**What to do:** Copy each line of the data below with the word "marker".
--- start of Items ---
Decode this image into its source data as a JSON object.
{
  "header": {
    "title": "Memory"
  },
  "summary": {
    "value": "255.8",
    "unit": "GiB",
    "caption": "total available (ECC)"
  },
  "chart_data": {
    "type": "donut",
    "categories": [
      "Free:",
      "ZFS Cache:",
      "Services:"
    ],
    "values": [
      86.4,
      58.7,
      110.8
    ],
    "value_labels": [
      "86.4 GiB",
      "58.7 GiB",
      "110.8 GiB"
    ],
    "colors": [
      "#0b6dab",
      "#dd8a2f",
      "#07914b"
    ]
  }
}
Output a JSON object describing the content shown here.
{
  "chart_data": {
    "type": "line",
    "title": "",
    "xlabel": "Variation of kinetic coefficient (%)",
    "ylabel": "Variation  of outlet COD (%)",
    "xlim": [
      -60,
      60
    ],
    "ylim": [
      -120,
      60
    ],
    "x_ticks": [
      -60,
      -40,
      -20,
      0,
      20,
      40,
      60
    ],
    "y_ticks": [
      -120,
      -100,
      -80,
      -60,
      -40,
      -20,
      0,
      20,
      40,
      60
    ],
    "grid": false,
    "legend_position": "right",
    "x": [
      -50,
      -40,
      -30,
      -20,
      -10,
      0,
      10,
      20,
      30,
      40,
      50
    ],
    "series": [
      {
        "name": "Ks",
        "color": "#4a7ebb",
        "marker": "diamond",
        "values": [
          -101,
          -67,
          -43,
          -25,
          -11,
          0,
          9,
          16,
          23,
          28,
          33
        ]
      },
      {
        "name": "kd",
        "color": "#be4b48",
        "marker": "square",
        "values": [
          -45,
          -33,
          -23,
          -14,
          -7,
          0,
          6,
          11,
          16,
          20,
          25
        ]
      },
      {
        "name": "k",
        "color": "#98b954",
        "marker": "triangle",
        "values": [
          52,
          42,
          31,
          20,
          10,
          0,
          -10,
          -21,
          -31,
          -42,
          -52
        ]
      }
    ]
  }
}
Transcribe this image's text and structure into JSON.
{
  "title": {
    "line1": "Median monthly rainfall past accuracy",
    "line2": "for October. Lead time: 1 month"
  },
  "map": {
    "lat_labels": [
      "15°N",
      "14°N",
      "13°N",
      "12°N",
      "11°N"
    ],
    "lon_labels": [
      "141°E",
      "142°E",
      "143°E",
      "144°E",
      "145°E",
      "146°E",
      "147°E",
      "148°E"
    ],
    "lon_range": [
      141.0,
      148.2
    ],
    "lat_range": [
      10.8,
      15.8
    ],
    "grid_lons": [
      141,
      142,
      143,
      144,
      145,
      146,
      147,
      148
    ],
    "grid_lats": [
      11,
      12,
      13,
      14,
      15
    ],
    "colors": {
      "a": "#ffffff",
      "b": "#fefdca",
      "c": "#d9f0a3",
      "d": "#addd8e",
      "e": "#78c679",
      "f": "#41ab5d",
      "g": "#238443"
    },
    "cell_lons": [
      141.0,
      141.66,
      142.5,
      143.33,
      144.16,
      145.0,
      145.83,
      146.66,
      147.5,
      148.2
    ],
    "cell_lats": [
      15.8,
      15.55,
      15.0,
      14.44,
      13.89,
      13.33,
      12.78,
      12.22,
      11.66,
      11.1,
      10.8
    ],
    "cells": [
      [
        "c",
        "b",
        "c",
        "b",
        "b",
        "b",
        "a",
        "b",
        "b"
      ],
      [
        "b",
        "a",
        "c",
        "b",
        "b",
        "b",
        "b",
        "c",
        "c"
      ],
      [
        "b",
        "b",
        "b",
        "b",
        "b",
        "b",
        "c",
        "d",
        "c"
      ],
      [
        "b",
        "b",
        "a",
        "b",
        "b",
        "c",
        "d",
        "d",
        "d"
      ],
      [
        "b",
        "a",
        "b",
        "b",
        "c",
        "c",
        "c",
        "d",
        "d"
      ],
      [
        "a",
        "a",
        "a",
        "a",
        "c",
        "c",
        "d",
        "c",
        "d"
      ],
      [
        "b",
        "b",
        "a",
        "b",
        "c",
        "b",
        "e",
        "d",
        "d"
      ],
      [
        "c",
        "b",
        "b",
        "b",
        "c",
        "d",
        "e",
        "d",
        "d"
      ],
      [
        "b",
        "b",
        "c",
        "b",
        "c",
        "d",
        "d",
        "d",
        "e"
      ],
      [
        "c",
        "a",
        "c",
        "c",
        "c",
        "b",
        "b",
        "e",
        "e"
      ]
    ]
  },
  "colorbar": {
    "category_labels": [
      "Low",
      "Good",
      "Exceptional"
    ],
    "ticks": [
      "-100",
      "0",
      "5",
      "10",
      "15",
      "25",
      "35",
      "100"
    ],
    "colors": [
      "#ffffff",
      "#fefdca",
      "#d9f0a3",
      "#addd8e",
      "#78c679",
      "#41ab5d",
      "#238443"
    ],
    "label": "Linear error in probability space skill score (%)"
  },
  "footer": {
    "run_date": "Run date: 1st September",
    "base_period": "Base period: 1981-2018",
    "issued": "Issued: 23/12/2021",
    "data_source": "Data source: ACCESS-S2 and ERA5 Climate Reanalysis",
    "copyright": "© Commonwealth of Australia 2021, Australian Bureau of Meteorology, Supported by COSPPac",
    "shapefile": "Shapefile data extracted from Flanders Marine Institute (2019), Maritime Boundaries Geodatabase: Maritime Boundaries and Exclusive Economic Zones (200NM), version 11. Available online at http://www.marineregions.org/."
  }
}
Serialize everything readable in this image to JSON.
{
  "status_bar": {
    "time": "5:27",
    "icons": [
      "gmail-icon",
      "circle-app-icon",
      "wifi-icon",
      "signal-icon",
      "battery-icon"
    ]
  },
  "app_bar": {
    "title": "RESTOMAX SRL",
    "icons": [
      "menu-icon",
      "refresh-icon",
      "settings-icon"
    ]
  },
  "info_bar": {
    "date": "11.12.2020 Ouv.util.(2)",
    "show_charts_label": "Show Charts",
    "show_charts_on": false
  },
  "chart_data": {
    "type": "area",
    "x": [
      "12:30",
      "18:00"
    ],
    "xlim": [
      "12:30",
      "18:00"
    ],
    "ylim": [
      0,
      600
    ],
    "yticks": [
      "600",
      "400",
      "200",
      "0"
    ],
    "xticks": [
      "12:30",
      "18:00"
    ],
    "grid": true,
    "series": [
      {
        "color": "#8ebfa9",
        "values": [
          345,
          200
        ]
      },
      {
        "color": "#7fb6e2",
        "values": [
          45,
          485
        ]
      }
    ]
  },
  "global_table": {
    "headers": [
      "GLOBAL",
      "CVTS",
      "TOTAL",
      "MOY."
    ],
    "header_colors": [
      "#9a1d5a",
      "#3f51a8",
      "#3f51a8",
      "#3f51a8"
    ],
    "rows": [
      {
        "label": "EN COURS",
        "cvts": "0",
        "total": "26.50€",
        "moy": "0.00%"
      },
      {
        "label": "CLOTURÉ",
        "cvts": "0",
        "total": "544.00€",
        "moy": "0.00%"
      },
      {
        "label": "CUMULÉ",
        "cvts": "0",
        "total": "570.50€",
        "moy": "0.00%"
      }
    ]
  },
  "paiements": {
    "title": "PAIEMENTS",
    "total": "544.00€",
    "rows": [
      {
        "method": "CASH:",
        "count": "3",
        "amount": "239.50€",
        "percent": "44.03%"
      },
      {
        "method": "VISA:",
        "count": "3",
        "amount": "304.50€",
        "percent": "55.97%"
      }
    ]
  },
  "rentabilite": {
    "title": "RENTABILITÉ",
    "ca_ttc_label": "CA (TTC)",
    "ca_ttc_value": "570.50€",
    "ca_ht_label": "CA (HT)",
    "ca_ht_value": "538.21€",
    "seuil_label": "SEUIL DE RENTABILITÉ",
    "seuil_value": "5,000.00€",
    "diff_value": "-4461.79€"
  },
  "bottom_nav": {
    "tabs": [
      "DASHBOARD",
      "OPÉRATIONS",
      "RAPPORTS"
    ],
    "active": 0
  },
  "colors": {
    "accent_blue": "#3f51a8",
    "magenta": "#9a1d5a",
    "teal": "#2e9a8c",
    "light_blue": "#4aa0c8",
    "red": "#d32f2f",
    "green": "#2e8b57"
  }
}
--- end of Items ---
**Answer to this problem:**
        "marker": "diamond",
        "marker": "square",
        "marker": "triangle",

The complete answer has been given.